__Instruction__: Extract each line of the material that follows exactly and omit its pictures.

__Records supplied__:
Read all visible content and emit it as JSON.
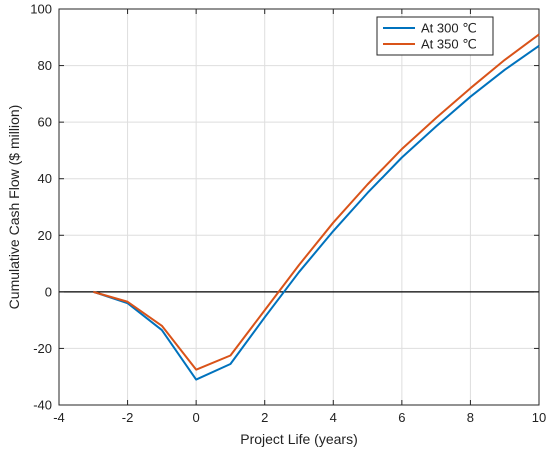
{
  "chart_data": {
    "type": "line",
    "title": "",
    "xlabel": "Project Life (years)",
    "ylabel": "Cumulative Cash Flow ($ million)",
    "xlim": [
      -4,
      10
    ],
    "ylim": [
      -40,
      100
    ],
    "xticks": [
      -4,
      -2,
      0,
      2,
      4,
      6,
      8,
      10
    ],
    "yticks": [
      -40,
      -20,
      0,
      20,
      40,
      60,
      80,
      100
    ],
    "x_tick_labels": [
      "-4",
      "-2",
      "0",
      "2",
      "4",
      "6",
      "8",
      "10"
    ],
    "y_tick_labels": [
      "-40",
      "-20",
      "0",
      "20",
      "40",
      "60",
      "80",
      "100"
    ],
    "grid": true,
    "legend_position": "top-right",
    "zero_line": true,
    "x": [
      -3,
      -2,
      -1,
      0,
      1,
      2,
      3,
      4,
      5,
      6,
      7,
      8,
      9,
      10
    ],
    "series": [
      {
        "name": "At 300 ℃",
        "color": "#0072BD",
        "values": [
          0,
          -4,
          -13.5,
          -31,
          -25.5,
          -9,
          7,
          21.5,
          35,
          47.5,
          58.5,
          69,
          78.5,
          87
        ]
      },
      {
        "name": "At 350 ℃",
        "color": "#D95319",
        "values": [
          0,
          -3.5,
          -12,
          -27.5,
          -22.5,
          -6.5,
          9.5,
          24.5,
          38,
          50.5,
          61.5,
          72,
          82,
          91
        ]
      }
    ]
  }
}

__Full solution__:
Read all visible content and emit it as JSON.
{
  "chart_data": {
    "type": "line",
    "title": "",
    "xlabel": "Project Life (years)",
    "ylabel": "Cumulative Cash Flow ($ million)",
    "xlim": [
      -4,
      10
    ],
    "ylim": [
      -40,
      100
    ],
    "xticks": [
      -4,
      -2,
      0,
      2,
      4,
      6,
      8,
      10
    ],
    "yticks": [
      -40,
      -20,
      0,
      20,
      40,
      60,
      80,
      100
    ],
    "x_tick_labels": [
      "-4",
      "-2",
      "0",
      "2",
      "4",
      "6",
      "8",
      "10"
    ],
    "y_tick_labels": [
      "-40",
      "-20",
      "0",
      "20",
      "40",
      "60",
      "80",
      "100"
    ],
    "grid": true,
    "legend_position": "top-right",
    "zero_line": true,
    "x": [
      -3,
      -2,
      -1,
      0,
      1,
      2,
      3,
      4,
      5,
      6,
      7,
      8,
      9,
      10
    ],
    "series": [
      {
        "name": "At 300 ℃",
        "color": "#0072BD",
        "values": [
          0,
          -4,
          -13.5,
          -31,
          -25.5,
          -9,
          7,
          21.5,
          35,
          47.5,
          58.5,
          69,
          78.5,
          87
        ]
      },
      {
        "name": "At 350 ℃",
        "color": "#D95319",
        "values": [
          0,
          -3.5,
          -12,
          -27.5,
          -22.5,
          -6.5,
          9.5,
          24.5,
          38,
          50.5,
          61.5,
          72,
          82,
          91
        ]
      }
    ]
  }
}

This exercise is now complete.